Start of Source records

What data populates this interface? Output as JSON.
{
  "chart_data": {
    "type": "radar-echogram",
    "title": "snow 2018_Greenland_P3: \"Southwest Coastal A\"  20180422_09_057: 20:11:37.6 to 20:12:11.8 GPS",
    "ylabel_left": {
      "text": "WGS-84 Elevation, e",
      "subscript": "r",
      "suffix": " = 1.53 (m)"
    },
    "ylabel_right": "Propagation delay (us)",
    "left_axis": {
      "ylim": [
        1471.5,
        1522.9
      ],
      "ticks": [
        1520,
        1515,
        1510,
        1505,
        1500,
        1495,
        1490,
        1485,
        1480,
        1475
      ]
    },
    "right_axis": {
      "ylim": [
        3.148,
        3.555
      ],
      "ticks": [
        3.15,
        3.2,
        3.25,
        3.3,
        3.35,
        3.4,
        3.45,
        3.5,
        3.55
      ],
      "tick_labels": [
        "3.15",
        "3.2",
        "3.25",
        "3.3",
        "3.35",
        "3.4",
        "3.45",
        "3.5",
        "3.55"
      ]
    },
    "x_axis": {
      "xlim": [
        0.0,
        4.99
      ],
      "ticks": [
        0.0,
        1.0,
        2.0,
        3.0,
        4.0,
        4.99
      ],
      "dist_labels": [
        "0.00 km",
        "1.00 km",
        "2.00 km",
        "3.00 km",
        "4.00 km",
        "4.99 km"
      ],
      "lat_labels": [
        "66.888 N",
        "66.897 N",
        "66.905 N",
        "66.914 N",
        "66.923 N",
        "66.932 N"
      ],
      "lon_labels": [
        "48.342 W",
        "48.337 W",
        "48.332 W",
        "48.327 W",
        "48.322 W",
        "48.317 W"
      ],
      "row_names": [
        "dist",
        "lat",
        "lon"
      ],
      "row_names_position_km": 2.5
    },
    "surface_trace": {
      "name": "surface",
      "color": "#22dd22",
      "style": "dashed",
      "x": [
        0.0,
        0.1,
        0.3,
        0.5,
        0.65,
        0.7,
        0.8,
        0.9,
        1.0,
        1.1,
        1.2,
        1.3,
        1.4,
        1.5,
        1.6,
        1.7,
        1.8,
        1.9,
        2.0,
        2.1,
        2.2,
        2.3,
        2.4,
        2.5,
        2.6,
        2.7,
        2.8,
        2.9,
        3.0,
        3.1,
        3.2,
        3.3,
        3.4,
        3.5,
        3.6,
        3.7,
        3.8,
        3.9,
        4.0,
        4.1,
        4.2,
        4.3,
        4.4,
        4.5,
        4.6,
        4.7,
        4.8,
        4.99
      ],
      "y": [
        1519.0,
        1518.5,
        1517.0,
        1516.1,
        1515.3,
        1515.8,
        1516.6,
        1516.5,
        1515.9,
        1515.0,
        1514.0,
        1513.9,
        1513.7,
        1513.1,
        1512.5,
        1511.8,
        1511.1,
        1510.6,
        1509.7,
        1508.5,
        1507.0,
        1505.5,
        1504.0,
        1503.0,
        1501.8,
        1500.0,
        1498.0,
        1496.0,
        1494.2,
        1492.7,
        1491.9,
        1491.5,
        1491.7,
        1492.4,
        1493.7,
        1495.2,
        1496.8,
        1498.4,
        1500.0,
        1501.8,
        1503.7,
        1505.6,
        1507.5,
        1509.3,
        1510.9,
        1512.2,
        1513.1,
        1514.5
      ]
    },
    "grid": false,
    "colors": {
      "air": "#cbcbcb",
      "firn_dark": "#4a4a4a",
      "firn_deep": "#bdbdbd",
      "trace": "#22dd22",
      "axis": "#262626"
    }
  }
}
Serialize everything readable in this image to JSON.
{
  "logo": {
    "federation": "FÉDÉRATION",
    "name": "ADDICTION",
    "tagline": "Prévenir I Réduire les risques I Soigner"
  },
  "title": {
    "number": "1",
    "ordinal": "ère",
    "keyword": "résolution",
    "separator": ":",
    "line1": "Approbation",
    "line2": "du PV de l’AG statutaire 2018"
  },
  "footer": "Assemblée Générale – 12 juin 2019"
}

End of Source records

**What the task requires**
Take the entries and copy them out exactly.

**Complete output**
What data populates this interface? Output as JSON.
{
  "chart_data": {
    "type": "radar-echogram",
    "title": "snow 2018_Greenland_P3: \"Southwest Coastal A\"  20180422_09_057: 20:11:37.6 to 20:12:11.8 GPS",
    "ylabel_left": {
      "text": "WGS-84 Elevation, e",
      "subscript": "r",
      "suffix": " = 1.53 (m)"
    },
    "ylabel_right": "Propagation delay (us)",
    "left_axis": {
      "ylim": [
        1471.5,
        1522.9
      ],
      "ticks": [
        1520,
        1515,
        1510,
        1505,
        1500,
        1495,
        1490,
        1485,
        1480,
        1475
      ]
    },
    "right_axis": {
      "ylim": [
        3.148,
        3.555
      ],
      "ticks": [
        3.15,
        3.2,
        3.25,
        3.3,
        3.35,
        3.4,
        3.45,
        3.5,
        3.55
      ],
      "tick_labels": [
        "3.15",
        "3.2",
        "3.25",
        "3.3",
        "3.35",
        "3.4",
        "3.45",
        "3.5",
        "3.55"
      ]
    },
    "x_axis": {
      "xlim": [
        0.0,
        4.99
      ],
      "ticks": [
        0.0,
        1.0,
        2.0,
        3.0,
        4.0,
        4.99
      ],
      "dist_labels": [
        "0.00 km",
        "1.00 km",
        "2.00 km",
        "3.00 km",
        "4.00 km",
        "4.99 km"
      ],
      "lat_labels": [
        "66.888 N",
        "66.897 N",
        "66.905 N",
        "66.914 N",
        "66.923 N",
        "66.932 N"
      ],
      "lon_labels": [
        "48.342 W",
        "48.337 W",
        "48.332 W",
        "48.327 W",
        "48.322 W",
        "48.317 W"
      ],
      "row_names": [
        "dist",
        "lat",
        "lon"
      ],
      "row_names_position_km": 2.5
    },
    "surface_trace": {
      "name": "surface",
      "color": "#22dd22",
      "style": "dashed",
      "x": [
        0.0,
        0.1,
        0.3,
        0.5,
        0.65,
        0.7,
        0.8,
        0.9,
        1.0,
        1.1,
        1.2,
        1.3,
        1.4,
        1.5,
        1.6,
        1.7,
        1.8,
        1.9,
        2.0,
        2.1,
        2.2,
        2.3,
        2.4,
        2.5,
        2.6,
        2.7,
        2.8,
        2.9,
        3.0,
        3.1,
        3.2,
        3.3,
        3.4,
        3.5,
        3.6,
        3.7,
        3.8,
        3.9,
        4.0,
        4.1,
        4.2,
        4.3,
        4.4,
        4.5,
        4.6,
        4.7,
        4.8,
        4.99
      ],
      "y": [
        1519.0,
        1518.5,
        1517.0,
        1516.1,
        1515.3,
        1515.8,
        1516.6,
        1516.5,
        1515.9,
        1515.0,
        1514.0,
        1513.9,
        1513.7,
        1513.1,
        1512.5,
        1511.8,
        1511.1,
        1510.6,
        1509.7,
        1508.5,
        1507.0,
        1505.5,
        1504.0,
        1503.0,
        1501.8,
        1500.0,
        1498.0,
        1496.0,
        1494.2,
        1492.7,
        1491.9,
        1491.5,
        1491.7,
        1492.4,
        1493.7,
        1495.2,
        1496.8,
        1498.4,
        1500.0,
        1501.8,
        1503.7,
        1505.6,
        1507.5,
        1509.3,
        1510.9,
        1512.2,
        1513.1,
        1514.5
      ]
    },
    "grid": false,
    "colors": {
      "air": "#cbcbcb",
      "firn_dark": "#4a4a4a",
      "firn_deep": "#bdbdbd",
      "trace": "#22dd22",
      "axis": "#262626"
    }
  }
}
Serialize everything readable in this image to JSON.
{
  "logo": {
    "federation": "FÉDÉRATION",
    "name": "ADDICTION",
    "tagline": "Prévenir I Réduire les risques I Soigner"
  },
  "title": {
    "number": "1",
    "ordinal": "ère",
    "keyword": "résolution",
    "separator": ":",
    "line1": "Approbation",
    "line2": "du PV de l’AG statutaire 2018"
  },
  "footer": "Assemblée Générale – 12 juin 2019"
}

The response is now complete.